■ **Requirements**: Look through the data below. Pick out the lines holding the string "name".

■ **Raw data**:

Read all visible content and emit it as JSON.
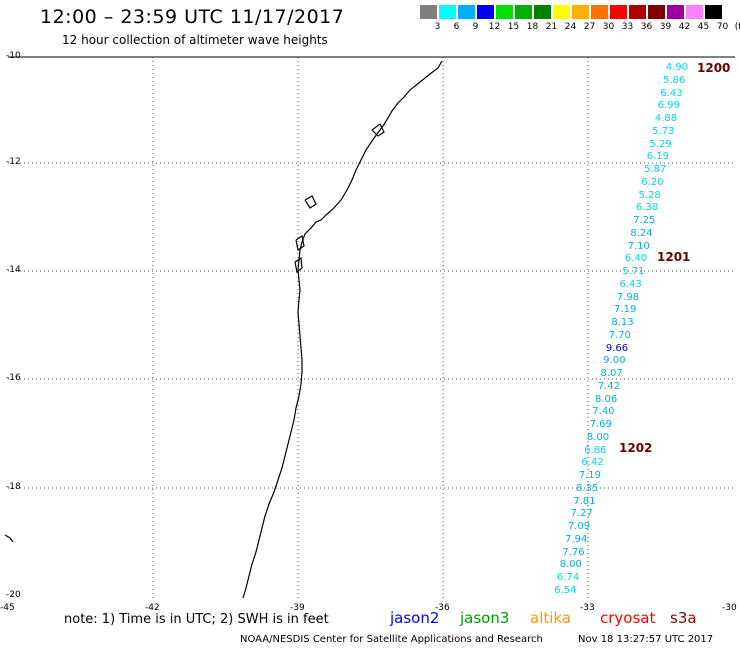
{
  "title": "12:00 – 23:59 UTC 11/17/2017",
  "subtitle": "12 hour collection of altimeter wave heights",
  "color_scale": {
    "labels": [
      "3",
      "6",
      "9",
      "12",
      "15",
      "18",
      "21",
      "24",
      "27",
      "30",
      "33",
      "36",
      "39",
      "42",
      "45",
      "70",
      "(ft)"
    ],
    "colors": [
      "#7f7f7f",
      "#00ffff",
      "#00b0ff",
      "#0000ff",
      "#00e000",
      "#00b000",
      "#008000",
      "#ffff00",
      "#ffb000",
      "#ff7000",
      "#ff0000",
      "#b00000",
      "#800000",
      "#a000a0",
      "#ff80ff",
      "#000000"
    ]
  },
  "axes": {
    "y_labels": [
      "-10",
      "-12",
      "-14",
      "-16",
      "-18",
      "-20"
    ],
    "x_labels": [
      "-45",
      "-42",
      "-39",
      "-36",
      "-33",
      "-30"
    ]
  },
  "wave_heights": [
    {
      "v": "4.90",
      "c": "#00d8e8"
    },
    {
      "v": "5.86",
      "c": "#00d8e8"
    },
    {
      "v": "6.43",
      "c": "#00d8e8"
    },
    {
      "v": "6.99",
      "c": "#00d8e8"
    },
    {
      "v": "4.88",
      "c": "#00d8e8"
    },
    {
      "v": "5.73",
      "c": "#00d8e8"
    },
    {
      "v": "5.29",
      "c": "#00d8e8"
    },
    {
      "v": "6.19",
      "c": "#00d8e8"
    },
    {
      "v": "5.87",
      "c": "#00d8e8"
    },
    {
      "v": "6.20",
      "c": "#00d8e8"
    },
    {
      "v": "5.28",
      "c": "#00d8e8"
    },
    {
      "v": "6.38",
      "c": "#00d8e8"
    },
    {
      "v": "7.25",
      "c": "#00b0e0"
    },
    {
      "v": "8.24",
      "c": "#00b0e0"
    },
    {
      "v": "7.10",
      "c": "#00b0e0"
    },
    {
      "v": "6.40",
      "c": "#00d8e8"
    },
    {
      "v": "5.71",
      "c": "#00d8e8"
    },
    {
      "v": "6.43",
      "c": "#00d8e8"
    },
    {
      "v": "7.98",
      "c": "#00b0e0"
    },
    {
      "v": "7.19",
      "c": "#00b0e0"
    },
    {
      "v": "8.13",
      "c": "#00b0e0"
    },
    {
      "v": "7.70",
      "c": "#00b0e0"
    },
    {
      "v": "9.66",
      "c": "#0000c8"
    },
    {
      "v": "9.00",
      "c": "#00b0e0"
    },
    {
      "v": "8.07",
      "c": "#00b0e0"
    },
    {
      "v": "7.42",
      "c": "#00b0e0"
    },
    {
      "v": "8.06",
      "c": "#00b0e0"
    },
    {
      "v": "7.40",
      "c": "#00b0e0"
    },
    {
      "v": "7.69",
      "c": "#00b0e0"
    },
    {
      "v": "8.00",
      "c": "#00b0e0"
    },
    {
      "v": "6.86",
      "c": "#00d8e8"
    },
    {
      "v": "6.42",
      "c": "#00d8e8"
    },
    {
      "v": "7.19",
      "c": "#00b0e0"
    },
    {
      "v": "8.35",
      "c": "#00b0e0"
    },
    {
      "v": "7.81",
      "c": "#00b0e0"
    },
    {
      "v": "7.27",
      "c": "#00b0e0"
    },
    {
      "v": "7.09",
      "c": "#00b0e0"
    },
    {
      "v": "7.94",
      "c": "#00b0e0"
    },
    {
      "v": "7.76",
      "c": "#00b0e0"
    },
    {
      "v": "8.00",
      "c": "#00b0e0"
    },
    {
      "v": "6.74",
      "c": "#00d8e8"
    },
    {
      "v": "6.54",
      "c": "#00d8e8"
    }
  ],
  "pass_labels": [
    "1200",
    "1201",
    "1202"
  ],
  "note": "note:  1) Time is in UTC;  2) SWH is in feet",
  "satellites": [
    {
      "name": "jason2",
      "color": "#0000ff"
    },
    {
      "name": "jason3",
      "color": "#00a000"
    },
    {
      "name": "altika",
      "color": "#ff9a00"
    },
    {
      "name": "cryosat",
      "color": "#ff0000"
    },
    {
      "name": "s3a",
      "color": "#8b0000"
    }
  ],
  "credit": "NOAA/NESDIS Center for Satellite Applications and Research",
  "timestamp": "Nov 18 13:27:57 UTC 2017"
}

■ **Task result**:
      "name": "jason2",
      "name": "jason3",
      "name": "altika",
      "name": "cryosat",
      "name": "s3a",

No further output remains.